In the contract definitions below, what dollar amount is given as the Target Working Capital?

Given text —

==============================

Seller Retirement Plan” means each scheme, plan, fund or arrangement of Seller, which provides Retirement Benefits to or, in respect of Automatic Transfer Employees (not including any mandatory state or social security plan or Industry-Wide Plan in which any member of Seller participates for the benefit or, in respect of Automatic Transfer Employees).

 

Software Products” includes the software products set forth on Exhibit D (Transferred Intellectual Property Rights) to the IPMA.

 

Subsidiary” or “Subsidiaries” of Purchaser, Seller or any other Person means any corporation, partnership or other legal entity of which Purchaser, Seller or such other Person, as the case may be (either alone or through or together with any other Subsidiary), owns, directly or indirectly, more than 50% of the stock or other equity interests the holder of which is generally entitled to vote for the election of the board of directors or other governing body of such corporation or other legal entity.

 

59



 

Target Working Capital” means $28,445,000.

 

Tax” or “Taxes” means all taxes, including income, gross receipts, ad valorem, VAT, excise, real property, personal property, sales, use, transfer, withholding, employment, unemployment, insurance, social security, business license, business organization, environmental, workers compensation, profits, license, lease, service, service use, severance, stamp, occupation, windfall profits, customs, duties, franchise and other taxes imposed by any Governmental Authority, and any interest, penalties, assessments or additions to tax resulting from, attributable to or incurred in connection with any tax or any contest or dispute thereof, and including any Liability for the Taxes of another Person.

==============================

Information shown —
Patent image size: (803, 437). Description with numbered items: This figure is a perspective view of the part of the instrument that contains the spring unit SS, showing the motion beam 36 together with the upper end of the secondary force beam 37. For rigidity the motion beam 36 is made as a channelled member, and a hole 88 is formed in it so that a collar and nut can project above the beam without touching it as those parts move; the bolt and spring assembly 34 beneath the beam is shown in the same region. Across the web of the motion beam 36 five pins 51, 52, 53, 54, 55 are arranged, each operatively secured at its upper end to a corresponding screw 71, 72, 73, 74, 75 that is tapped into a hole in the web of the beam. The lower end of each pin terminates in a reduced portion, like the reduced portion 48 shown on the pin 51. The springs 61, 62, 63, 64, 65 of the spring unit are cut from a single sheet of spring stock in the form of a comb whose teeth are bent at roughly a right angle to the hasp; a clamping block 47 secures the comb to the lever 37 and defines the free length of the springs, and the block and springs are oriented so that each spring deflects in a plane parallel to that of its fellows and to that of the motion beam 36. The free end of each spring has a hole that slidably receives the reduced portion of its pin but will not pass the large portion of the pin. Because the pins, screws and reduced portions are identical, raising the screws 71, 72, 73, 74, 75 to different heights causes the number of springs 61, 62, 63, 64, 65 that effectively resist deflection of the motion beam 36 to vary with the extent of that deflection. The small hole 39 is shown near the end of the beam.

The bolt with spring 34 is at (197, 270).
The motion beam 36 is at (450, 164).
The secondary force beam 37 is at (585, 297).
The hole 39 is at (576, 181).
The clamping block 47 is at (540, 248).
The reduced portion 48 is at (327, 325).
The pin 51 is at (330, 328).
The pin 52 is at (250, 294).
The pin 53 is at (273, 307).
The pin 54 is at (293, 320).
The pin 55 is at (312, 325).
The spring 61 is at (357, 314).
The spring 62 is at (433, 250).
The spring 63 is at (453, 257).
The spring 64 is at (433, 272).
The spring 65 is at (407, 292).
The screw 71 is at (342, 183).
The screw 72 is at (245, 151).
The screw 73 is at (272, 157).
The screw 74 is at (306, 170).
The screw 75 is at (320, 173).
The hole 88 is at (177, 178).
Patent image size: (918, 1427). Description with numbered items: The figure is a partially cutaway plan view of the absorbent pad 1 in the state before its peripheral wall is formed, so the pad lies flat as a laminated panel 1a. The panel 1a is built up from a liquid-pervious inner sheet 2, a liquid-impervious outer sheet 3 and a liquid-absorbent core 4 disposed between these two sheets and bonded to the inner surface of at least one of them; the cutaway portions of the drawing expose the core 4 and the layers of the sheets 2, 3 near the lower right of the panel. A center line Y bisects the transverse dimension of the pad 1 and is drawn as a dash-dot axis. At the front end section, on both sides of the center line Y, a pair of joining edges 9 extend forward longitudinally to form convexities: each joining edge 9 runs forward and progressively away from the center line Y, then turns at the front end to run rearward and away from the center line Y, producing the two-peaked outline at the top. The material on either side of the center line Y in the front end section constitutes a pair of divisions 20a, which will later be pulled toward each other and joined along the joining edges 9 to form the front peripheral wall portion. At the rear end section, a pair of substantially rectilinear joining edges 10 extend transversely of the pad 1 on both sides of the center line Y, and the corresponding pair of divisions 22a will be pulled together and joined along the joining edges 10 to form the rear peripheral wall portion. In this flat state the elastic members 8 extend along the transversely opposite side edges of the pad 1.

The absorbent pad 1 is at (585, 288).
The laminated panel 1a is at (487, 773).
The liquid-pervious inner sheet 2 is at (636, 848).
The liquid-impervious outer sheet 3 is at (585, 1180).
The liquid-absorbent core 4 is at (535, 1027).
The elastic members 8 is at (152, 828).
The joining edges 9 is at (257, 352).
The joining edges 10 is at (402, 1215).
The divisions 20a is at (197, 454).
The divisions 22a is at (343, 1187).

==============================

Solution to this problem — $28,445,000